▶ SHORT TASK
Go through the material and pull out every line with the string "ylabel" in it.

Records from a collection of figures:
|---|

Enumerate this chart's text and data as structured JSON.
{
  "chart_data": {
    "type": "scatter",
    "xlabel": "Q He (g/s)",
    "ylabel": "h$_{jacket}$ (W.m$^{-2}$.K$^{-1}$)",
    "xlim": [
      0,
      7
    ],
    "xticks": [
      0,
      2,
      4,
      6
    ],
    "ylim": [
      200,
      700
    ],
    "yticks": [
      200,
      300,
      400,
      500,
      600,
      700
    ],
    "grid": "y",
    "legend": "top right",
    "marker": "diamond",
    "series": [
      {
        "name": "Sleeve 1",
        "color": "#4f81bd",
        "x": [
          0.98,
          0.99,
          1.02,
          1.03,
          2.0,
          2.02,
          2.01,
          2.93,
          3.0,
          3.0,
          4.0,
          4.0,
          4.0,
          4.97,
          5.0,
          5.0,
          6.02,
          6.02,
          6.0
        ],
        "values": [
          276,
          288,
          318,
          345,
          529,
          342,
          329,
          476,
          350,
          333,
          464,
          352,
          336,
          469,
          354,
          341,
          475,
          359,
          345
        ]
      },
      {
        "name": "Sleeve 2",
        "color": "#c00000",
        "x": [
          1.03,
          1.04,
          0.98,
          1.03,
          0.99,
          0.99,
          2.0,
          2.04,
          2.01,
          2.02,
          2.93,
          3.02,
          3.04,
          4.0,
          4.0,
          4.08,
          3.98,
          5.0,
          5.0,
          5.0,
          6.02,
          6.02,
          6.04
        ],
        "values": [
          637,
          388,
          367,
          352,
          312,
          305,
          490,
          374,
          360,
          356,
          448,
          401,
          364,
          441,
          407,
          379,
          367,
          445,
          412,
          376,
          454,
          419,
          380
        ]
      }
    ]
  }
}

|---|

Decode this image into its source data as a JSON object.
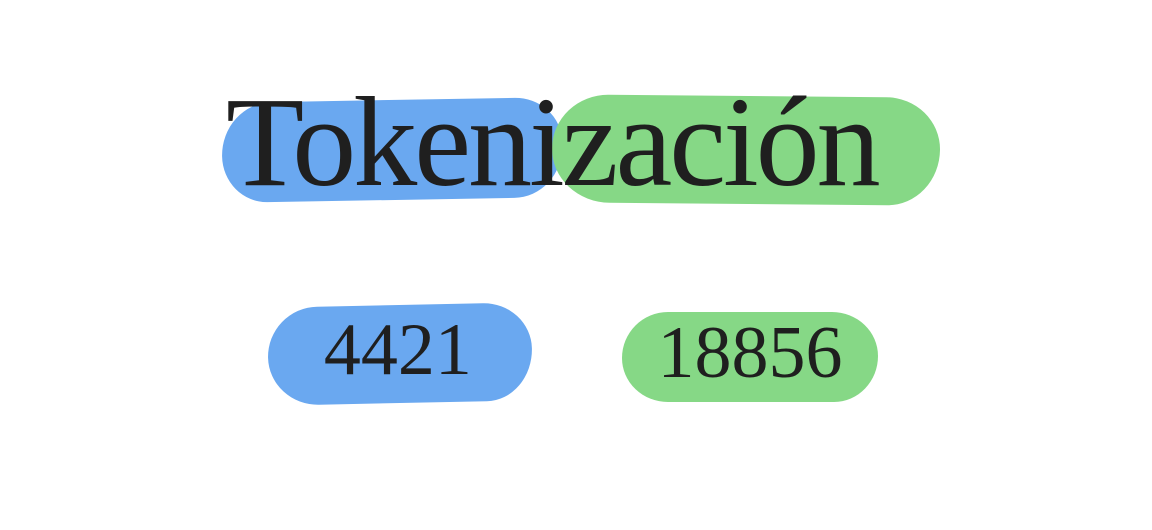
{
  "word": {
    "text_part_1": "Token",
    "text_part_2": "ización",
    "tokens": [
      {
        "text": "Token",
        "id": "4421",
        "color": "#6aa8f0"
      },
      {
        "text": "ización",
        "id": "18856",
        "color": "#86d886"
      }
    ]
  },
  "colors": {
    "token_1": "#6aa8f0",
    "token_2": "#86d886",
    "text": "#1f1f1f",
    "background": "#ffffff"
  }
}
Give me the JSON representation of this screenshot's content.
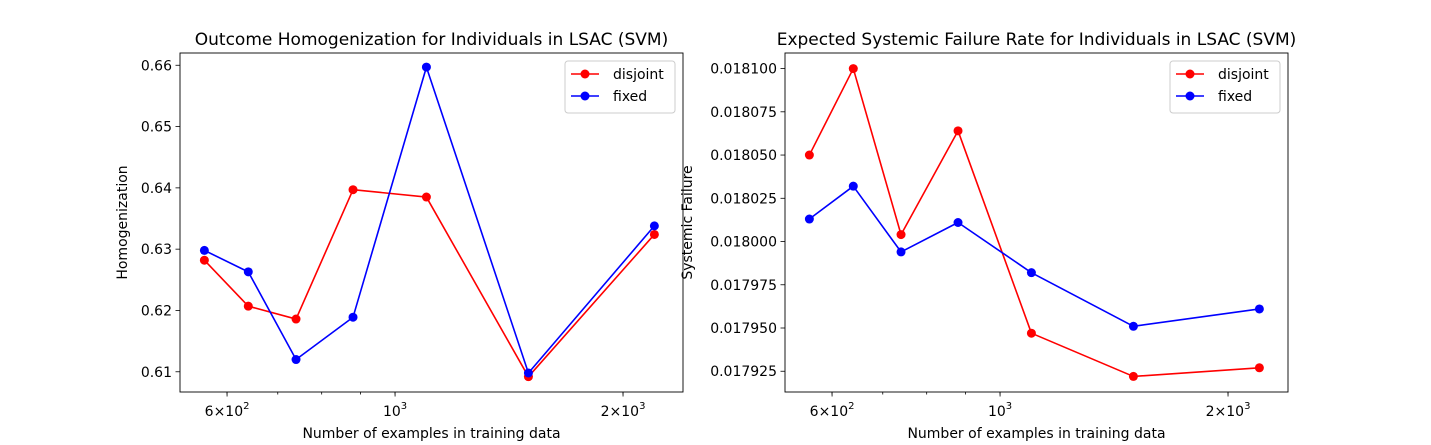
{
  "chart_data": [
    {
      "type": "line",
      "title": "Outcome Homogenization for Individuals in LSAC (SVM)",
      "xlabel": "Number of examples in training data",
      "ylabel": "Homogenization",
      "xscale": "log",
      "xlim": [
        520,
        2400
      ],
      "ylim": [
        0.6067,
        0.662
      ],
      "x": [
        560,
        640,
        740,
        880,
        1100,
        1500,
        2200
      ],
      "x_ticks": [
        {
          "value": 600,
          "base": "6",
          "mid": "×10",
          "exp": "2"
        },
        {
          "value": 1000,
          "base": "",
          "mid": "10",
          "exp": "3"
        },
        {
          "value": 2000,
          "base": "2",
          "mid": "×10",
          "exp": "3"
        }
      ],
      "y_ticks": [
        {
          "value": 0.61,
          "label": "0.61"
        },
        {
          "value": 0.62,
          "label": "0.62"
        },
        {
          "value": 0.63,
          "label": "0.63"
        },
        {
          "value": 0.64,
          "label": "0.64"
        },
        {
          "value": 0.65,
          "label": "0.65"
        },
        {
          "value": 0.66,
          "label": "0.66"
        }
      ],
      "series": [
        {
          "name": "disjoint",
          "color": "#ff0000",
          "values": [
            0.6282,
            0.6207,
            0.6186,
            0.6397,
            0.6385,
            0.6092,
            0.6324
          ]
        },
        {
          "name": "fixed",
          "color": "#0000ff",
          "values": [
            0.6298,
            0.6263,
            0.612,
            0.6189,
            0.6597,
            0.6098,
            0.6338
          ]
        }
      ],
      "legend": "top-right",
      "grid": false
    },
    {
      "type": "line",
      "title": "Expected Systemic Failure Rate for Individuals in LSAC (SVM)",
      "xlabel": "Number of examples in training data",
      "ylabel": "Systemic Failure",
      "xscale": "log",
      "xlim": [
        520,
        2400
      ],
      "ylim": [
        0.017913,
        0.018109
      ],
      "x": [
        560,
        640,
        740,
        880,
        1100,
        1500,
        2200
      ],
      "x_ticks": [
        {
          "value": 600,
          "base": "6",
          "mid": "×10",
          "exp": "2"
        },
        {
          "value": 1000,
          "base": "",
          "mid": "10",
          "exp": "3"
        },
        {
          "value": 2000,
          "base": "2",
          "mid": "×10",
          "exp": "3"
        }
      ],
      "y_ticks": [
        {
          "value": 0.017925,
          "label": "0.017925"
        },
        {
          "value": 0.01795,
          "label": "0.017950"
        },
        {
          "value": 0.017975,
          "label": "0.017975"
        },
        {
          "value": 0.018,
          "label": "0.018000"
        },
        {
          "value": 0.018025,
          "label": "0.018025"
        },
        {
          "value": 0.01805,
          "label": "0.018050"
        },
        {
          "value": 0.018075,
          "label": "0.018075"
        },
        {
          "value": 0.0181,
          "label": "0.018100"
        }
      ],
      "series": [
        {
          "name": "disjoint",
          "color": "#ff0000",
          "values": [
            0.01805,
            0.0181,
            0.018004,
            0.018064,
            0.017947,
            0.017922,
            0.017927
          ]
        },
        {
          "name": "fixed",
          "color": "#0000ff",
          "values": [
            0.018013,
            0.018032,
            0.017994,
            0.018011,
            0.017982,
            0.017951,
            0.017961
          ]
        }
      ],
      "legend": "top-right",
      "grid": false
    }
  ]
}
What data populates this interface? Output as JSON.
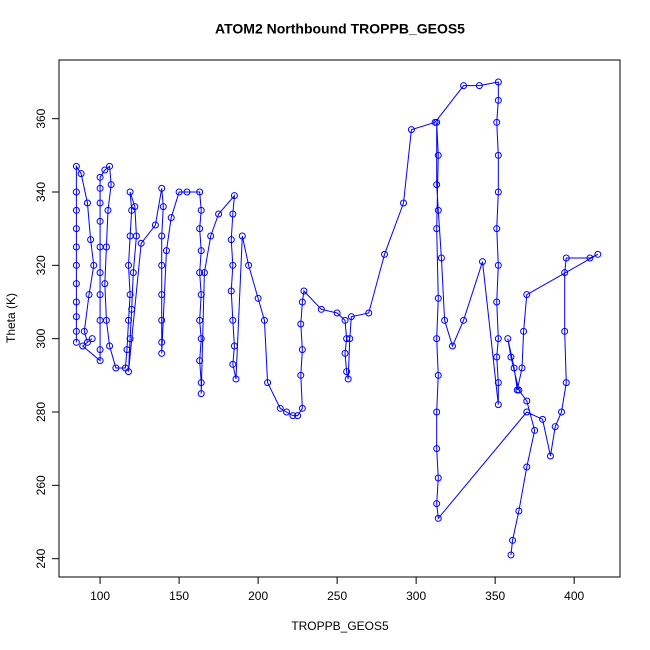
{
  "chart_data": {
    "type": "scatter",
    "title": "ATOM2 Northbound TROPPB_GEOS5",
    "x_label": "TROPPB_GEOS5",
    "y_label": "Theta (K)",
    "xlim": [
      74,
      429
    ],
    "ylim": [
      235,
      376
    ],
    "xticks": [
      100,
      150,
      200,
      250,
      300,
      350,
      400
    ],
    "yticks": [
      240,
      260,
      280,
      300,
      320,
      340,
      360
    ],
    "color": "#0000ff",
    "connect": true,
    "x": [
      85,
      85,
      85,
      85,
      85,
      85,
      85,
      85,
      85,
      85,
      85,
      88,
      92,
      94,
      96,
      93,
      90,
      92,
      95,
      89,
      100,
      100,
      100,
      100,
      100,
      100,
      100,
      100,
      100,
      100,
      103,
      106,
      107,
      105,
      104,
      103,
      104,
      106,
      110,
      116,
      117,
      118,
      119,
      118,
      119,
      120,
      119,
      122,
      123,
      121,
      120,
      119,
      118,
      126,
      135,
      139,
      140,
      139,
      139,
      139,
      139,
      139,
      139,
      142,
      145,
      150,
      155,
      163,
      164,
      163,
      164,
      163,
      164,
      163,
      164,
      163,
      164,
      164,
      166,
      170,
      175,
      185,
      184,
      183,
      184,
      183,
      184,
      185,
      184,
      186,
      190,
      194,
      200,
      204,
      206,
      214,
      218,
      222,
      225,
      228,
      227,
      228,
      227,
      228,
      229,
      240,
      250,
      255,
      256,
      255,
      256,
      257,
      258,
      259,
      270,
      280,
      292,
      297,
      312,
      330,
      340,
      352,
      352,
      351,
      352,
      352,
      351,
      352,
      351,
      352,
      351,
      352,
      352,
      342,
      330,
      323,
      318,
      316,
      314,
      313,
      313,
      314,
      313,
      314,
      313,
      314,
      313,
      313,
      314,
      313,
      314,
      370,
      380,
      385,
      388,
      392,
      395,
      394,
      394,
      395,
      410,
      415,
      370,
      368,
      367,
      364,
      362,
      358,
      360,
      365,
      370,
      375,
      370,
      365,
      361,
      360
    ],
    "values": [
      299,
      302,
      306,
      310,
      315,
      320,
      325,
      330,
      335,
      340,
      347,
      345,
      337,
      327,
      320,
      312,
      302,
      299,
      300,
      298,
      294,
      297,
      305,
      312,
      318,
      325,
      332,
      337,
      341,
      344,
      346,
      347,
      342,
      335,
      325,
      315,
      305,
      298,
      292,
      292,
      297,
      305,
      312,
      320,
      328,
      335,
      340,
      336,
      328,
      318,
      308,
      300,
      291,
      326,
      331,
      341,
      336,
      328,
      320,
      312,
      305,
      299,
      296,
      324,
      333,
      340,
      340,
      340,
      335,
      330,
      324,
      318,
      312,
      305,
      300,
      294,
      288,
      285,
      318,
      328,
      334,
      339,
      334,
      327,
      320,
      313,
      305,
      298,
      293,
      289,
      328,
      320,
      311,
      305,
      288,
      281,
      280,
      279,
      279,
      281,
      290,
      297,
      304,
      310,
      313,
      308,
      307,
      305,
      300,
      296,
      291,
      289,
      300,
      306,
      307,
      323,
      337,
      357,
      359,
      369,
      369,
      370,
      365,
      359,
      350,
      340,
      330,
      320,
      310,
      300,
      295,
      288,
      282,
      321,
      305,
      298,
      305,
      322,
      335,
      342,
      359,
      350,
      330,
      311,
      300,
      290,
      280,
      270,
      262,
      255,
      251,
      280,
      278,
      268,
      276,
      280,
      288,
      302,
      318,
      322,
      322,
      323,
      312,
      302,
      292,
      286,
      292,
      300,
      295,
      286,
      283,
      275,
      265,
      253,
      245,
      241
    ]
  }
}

|---|

▶ PROBLEM SOLUTION
    "ylabel": "h$_{jacket}$ (W.m$^{-2}$.K$^{-1}$)",
      "ylabel": "Homogenization",
      "ylabel": "Systemic Failure",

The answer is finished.